(Some records)
⟨

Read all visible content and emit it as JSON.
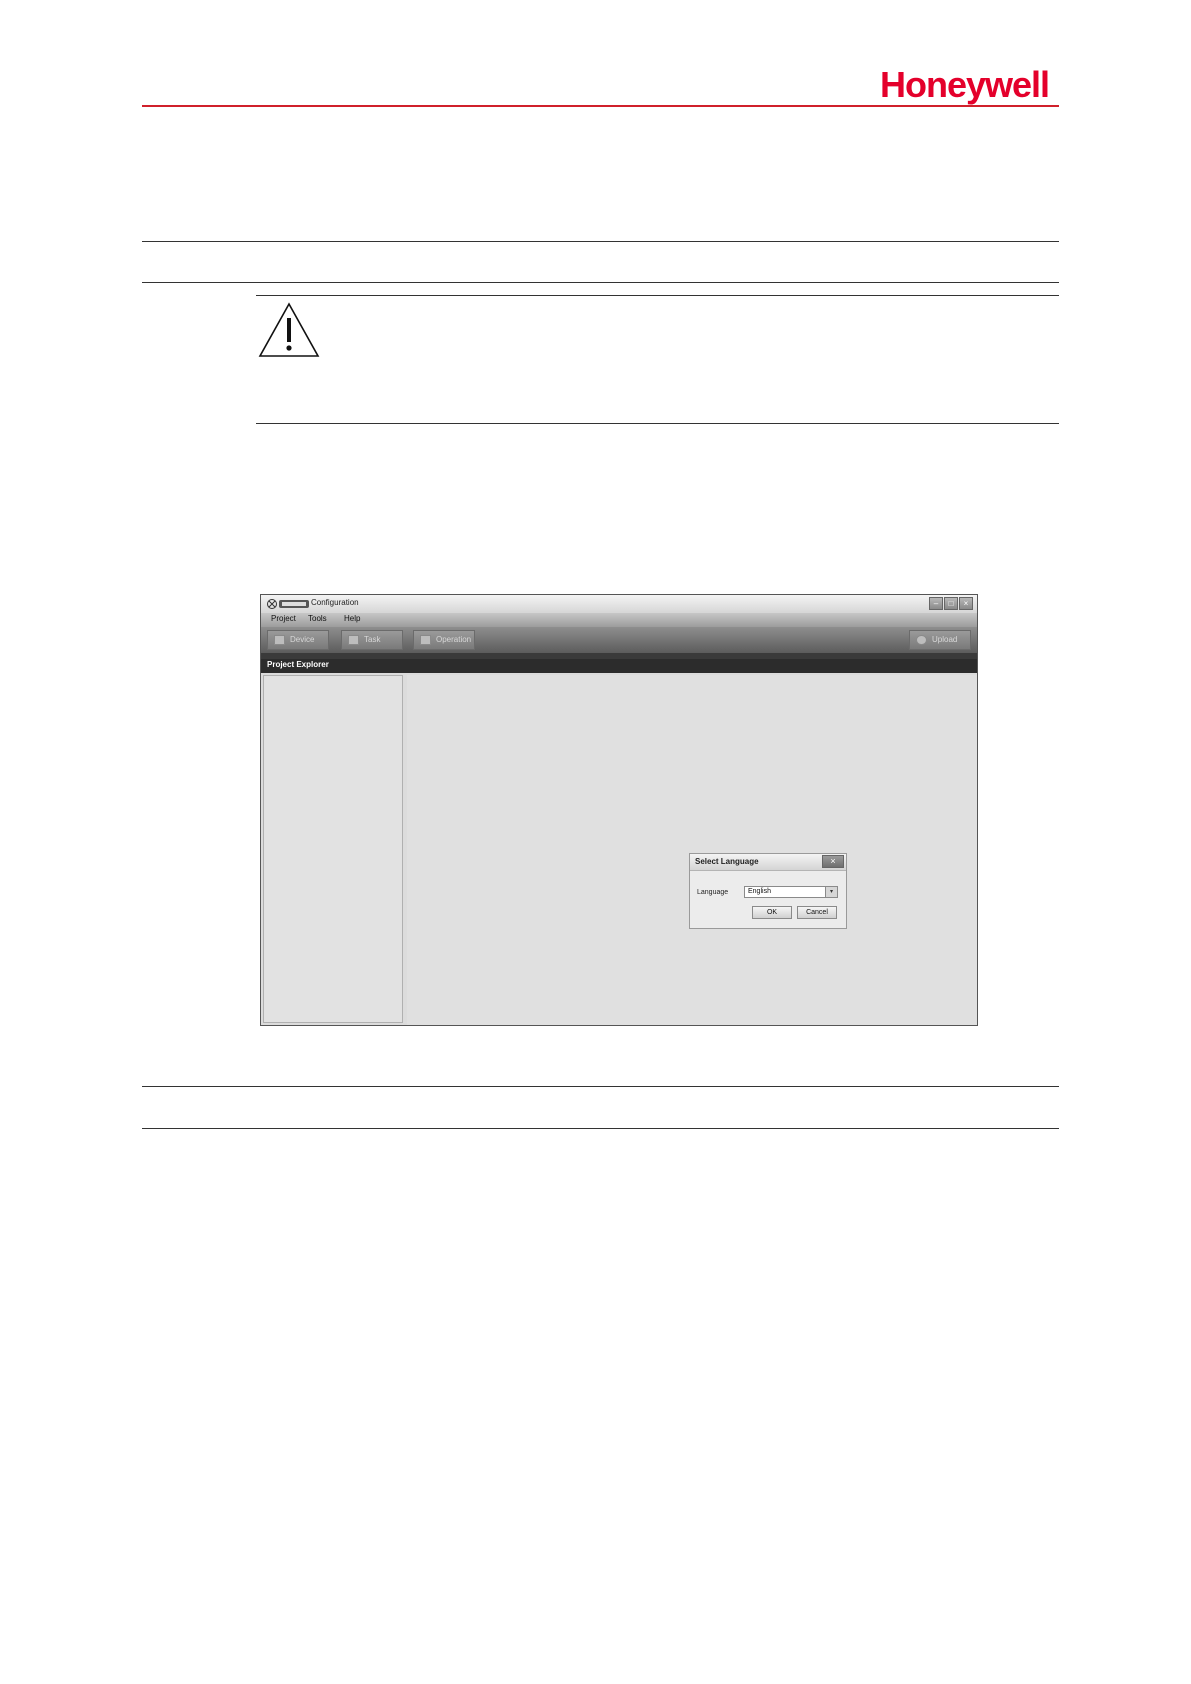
{
  "header": {
    "brand": "Honeywell",
    "brand_color": "#e4002b"
  },
  "app": {
    "title": "Configuration",
    "window_buttons": [
      "–",
      "□",
      "×"
    ],
    "menu": [
      "Project",
      "Tools",
      "Help"
    ],
    "toolbar": {
      "device": "Device",
      "task": "Task",
      "operation": "Operation",
      "upload": "Upload"
    },
    "explorer_title": "Project Explorer",
    "dialog": {
      "title": "Select Language",
      "close": "×",
      "label": "Language",
      "selected": "English",
      "ok": "OK",
      "cancel": "Cancel"
    }
  }
}
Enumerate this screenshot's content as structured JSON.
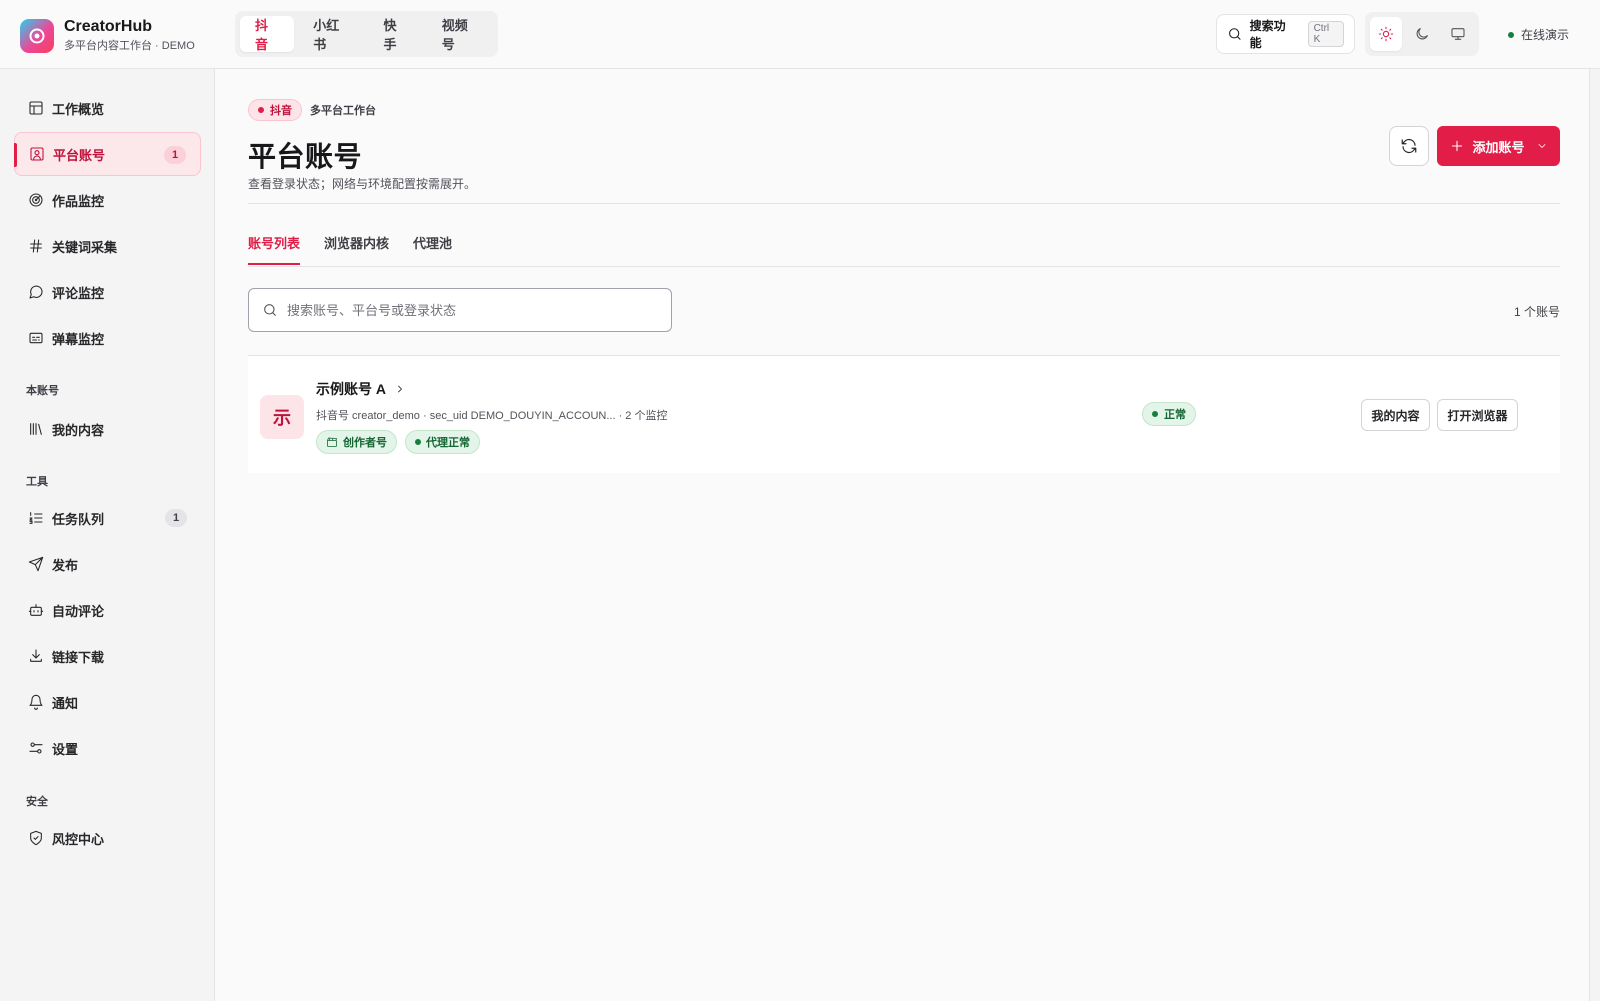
{
  "brand": {
    "name": "CreatorHub",
    "subtitle": "多平台内容工作台 · DEMO"
  },
  "platform_tabs": [
    {
      "label": "抖音",
      "active": true
    },
    {
      "label": "小红书",
      "active": false
    },
    {
      "label": "快手",
      "active": false
    },
    {
      "label": "视频号",
      "active": false
    }
  ],
  "search": {
    "label": "搜索功能",
    "shortcut": "Ctrl K"
  },
  "theme": {
    "options": [
      "sun-icon",
      "moon-icon",
      "monitor-icon"
    ],
    "active": "sun-icon"
  },
  "status": {
    "online_label": "在线演示"
  },
  "sidebar": {
    "items": [
      {
        "label": "工作概览",
        "icon": "layout-icon"
      },
      {
        "label": "平台账号",
        "icon": "user-square-icon",
        "badge": "1",
        "active": true
      },
      {
        "label": "作品监控",
        "icon": "radar-icon"
      },
      {
        "label": "关键词采集",
        "icon": "hash-icon"
      },
      {
        "label": "评论监控",
        "icon": "message-circle-icon"
      },
      {
        "label": "弹幕监控",
        "icon": "subtitles-icon"
      }
    ],
    "section_self": "本账号",
    "self_items": [
      {
        "label": "我的内容",
        "icon": "library-icon"
      }
    ],
    "section_tools": "工具",
    "tool_items": [
      {
        "label": "任务队列",
        "icon": "list-ordered-icon",
        "badge": "1"
      },
      {
        "label": "发布",
        "icon": "send-icon"
      },
      {
        "label": "自动评论",
        "icon": "bot-icon"
      },
      {
        "label": "链接下载",
        "icon": "download-icon"
      },
      {
        "label": "通知",
        "icon": "bell-icon"
      },
      {
        "label": "设置",
        "icon": "sliders-icon"
      }
    ],
    "section_security": "安全",
    "security_items": [
      {
        "label": "风控中心",
        "icon": "shield-check-icon"
      }
    ]
  },
  "page": {
    "platform_badge": "抖音",
    "breadcrumb": "多平台工作台",
    "title": "平台账号",
    "description": "查看登录状态；网络与环境配置按需展开。",
    "add_button": "添加账号"
  },
  "sub_tabs": [
    {
      "label": "账号列表",
      "active": true
    },
    {
      "label": "浏览器内核",
      "active": false
    },
    {
      "label": "代理池",
      "active": false
    }
  ],
  "account_search": {
    "placeholder": "搜索账号、平台号或登录状态",
    "value": ""
  },
  "account_count": "1 个账号",
  "accounts": [
    {
      "avatar_char": "示",
      "name": "示例账号 A",
      "meta": "抖音号 creator_demo · sec_uid DEMO_DOUYIN_ACCOUN... · 2 个监控",
      "tags": [
        "创作者号",
        "代理正常"
      ],
      "status": "正常",
      "actions": [
        "我的内容",
        "打开浏览器"
      ]
    }
  ],
  "colors": {
    "accent": "#e11d48",
    "success": "#166534"
  }
}
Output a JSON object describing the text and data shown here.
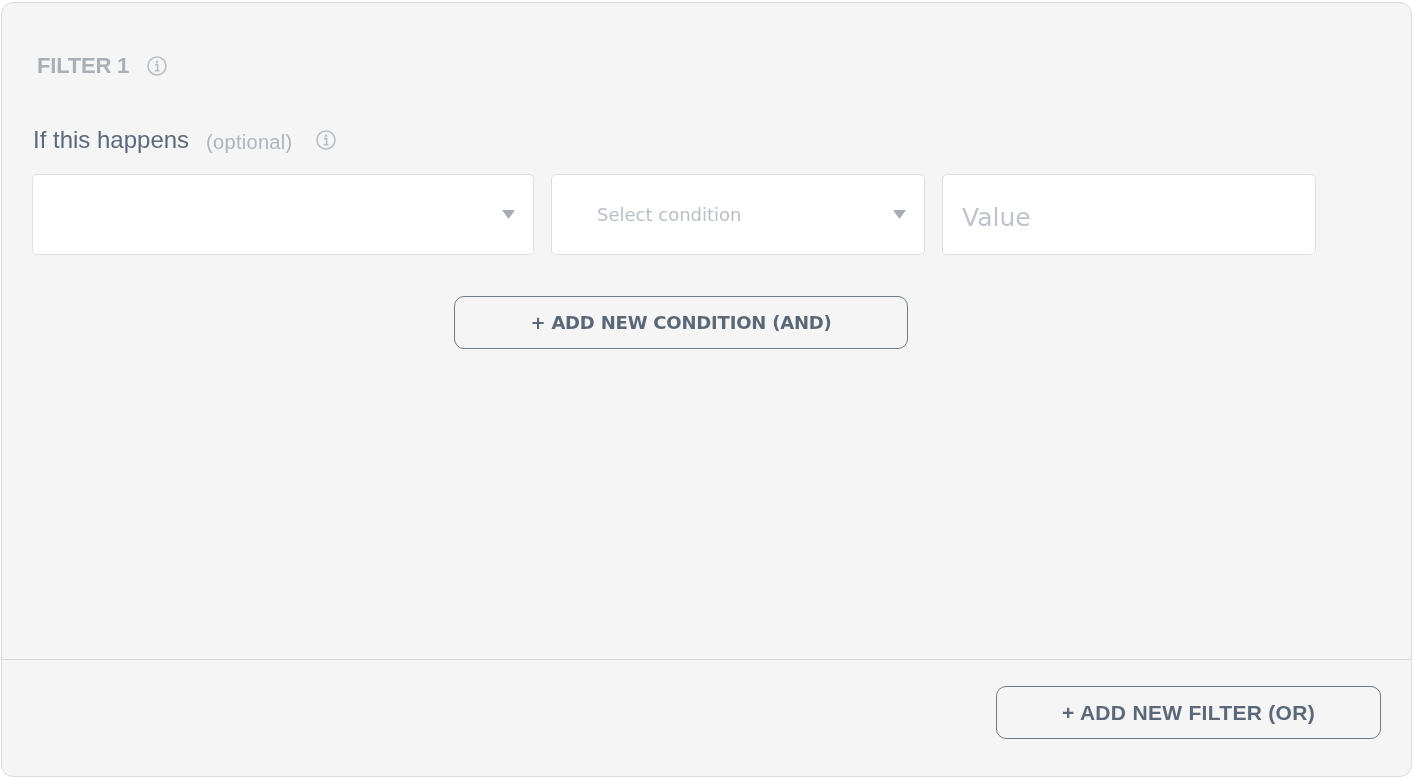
{
  "filter": {
    "title": "FILTER 1",
    "condition_group": {
      "label": "If this happens",
      "hint": "(optional)",
      "fields": [
        {
          "kind": "dropdown"
        },
        {
          "kind": "dropdown",
          "placeholder": "Select condition"
        },
        {
          "kind": "text",
          "placeholder": "Value"
        }
      ],
      "add_button": "+ ADD NEW CONDITION (AND)"
    }
  },
  "footer": {
    "add_button": "+ ADD NEW FILTER (OR)"
  }
}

⟩

■ PROBLEM TO WORK ON
Transcribe each entry precisely as given, leaving the pictures out.

■ RESPONSE TO THIS EXERCISE
Read all visible content and emit it as JSON.
{
  "header": {
    "brand": "Honeywell",
    "brand_color": "#e4002b"
  },
  "app": {
    "title": "Configuration",
    "window_buttons": [
      "–",
      "□",
      "×"
    ],
    "menu": [
      "Project",
      "Tools",
      "Help"
    ],
    "toolbar": {
      "device": "Device",
      "task": "Task",
      "operation": "Operation",
      "upload": "Upload"
    },
    "explorer_title": "Project Explorer",
    "dialog": {
      "title": "Select Language",
      "close": "×",
      "label": "Language",
      "selected": "English",
      "ok": "OK",
      "cancel": "Cancel"
    }
  }
}
Enumerate this screenshot's content as structured JSON.
{
  "brand": {
    "name": "CreatorHub",
    "subtitle": "多平台内容工作台 · DEMO"
  },
  "platform_tabs": [
    {
      "label": "抖音",
      "active": true
    },
    {
      "label": "小红书",
      "active": false
    },
    {
      "label": "快手",
      "active": false
    },
    {
      "label": "视频号",
      "active": false
    }
  ],
  "search": {
    "label": "搜索功能",
    "shortcut": "Ctrl K"
  },
  "theme": {
    "options": [
      "sun-icon",
      "moon-icon",
      "monitor-icon"
    ],
    "active": "sun-icon"
  },
  "status": {
    "online_label": "在线演示"
  },
  "sidebar": {
    "items": [
      {
        "label": "工作概览",
        "icon": "layout-icon"
      },
      {
        "label": "平台账号",
        "icon": "user-square-icon",
        "badge": "1",
        "active": true
      },
      {
        "label": "作品监控",
        "icon": "radar-icon"
      },
      {
        "label": "关键词采集",
        "icon": "hash-icon"
      },
      {
        "label": "评论监控",
        "icon": "message-circle-icon"
      },
      {
        "label": "弹幕监控",
        "icon": "subtitles-icon"
      }
    ],
    "section_self": "本账号",
    "self_items": [
      {
        "label": "我的内容",
        "icon": "library-icon"
      }
    ],
    "section_tools": "工具",
    "tool_items": [
      {
        "label": "任务队列",
        "icon": "list-ordered-icon",
        "badge": "1"
      },
      {
        "label": "发布",
        "icon": "send-icon"
      },
      {
        "label": "自动评论",
        "icon": "bot-icon"
      },
      {
        "label": "链接下载",
        "icon": "download-icon"
      },
      {
        "label": "通知",
        "icon": "bell-icon"
      },
      {
        "label": "设置",
        "icon": "sliders-icon"
      }
    ],
    "section_security": "安全",
    "security_items": [
      {
        "label": "风控中心",
        "icon": "shield-check-icon"
      }
    ]
  },
  "page": {
    "platform_badge": "抖音",
    "breadcrumb": "多平台工作台",
    "title": "平台账号",
    "description": "查看登录状态；网络与环境配置按需展开。",
    "add_button": "添加账号"
  },
  "sub_tabs": [
    {
      "label": "账号列表",
      "active": true
    },
    {
      "label": "浏览器内核",
      "active": false
    },
    {
      "label": "代理池",
      "active": false
    }
  ],
  "account_search": {
    "placeholder": "搜索账号、平台号或登录状态",
    "value": ""
  },
  "account_count": "1 个账号",
  "accounts": [
    {
      "avatar_char": "示",
      "name": "示例账号 A",
      "meta": "抖音号 creator_demo · sec_uid DEMO_DOUYIN_ACCOUN... · 2 个监控",
      "tags": [
        "创作者号",
        "代理正常"
      ],
      "status": "正常",
      "actions": [
        "我的内容",
        "打开浏览器"
      ]
    }
  ],
  "colors": {
    "accent": "#e11d48",
    "success": "#166534"
  }
}
Output a JSON object describing the text and data shown here.
{
  "filter": {
    "title": "FILTER 1",
    "condition_group": {
      "label": "If this happens",
      "hint": "(optional)",
      "fields": [
        {
          "kind": "dropdown"
        },
        {
          "kind": "dropdown",
          "placeholder": "Select condition"
        },
        {
          "kind": "text",
          "placeholder": "Value"
        }
      ],
      "add_button": "+ ADD NEW CONDITION (AND)"
    }
  },
  "footer": {
    "add_button": "+ ADD NEW FILTER (OR)"
  }
}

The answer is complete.